Dataset excerpts:
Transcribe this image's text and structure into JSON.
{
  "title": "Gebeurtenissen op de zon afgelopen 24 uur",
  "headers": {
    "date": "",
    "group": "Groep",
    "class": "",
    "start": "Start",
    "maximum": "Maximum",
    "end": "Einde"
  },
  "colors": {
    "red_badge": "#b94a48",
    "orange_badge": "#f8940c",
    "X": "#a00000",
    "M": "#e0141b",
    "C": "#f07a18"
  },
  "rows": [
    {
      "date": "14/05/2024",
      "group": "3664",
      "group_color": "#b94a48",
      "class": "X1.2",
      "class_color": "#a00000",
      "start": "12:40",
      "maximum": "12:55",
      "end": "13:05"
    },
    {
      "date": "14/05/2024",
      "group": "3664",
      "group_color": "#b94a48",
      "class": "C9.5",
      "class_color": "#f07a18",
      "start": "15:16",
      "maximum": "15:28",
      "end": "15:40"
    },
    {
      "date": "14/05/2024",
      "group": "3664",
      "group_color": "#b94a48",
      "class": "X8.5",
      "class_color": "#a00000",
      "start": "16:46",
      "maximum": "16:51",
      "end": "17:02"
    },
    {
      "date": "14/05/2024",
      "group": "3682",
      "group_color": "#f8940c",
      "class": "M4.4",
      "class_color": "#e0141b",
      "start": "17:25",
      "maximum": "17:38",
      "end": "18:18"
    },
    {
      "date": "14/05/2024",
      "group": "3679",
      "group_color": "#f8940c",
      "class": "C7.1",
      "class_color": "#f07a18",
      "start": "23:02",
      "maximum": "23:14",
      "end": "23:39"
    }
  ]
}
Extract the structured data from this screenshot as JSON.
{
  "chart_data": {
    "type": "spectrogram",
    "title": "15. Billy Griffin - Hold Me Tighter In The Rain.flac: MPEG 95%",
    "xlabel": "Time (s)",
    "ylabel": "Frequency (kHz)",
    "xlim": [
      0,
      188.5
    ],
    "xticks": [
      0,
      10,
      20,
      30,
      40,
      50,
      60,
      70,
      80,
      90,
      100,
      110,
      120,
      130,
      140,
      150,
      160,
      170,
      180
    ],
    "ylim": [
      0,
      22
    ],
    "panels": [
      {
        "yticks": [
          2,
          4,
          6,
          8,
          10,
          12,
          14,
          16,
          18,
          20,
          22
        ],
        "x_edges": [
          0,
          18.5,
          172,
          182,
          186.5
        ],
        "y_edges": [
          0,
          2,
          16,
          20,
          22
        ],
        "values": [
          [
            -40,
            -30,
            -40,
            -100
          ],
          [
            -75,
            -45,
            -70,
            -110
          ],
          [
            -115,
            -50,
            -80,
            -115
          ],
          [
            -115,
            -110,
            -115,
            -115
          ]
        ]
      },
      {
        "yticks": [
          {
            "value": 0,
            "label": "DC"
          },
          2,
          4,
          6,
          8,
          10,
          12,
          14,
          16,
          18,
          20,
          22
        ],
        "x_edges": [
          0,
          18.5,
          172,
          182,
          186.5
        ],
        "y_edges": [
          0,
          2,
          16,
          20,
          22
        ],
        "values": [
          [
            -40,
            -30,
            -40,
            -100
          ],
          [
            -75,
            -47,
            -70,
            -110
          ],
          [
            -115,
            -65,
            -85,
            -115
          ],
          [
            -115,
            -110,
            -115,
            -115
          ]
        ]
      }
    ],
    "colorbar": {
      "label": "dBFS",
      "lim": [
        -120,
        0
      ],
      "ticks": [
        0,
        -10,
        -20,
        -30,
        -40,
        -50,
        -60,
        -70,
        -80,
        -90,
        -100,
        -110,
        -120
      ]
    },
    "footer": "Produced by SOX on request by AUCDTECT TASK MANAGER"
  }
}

Exercise aim: Filter out every line that lacks the word "maximum", and copy the rest.

Written solution:
    "maximum": "Maximum",
      "maximum": "12:55",
      "maximum": "15:28",
      "maximum": "16:51",
      "maximum": "17:38",
      "maximum": "23:14",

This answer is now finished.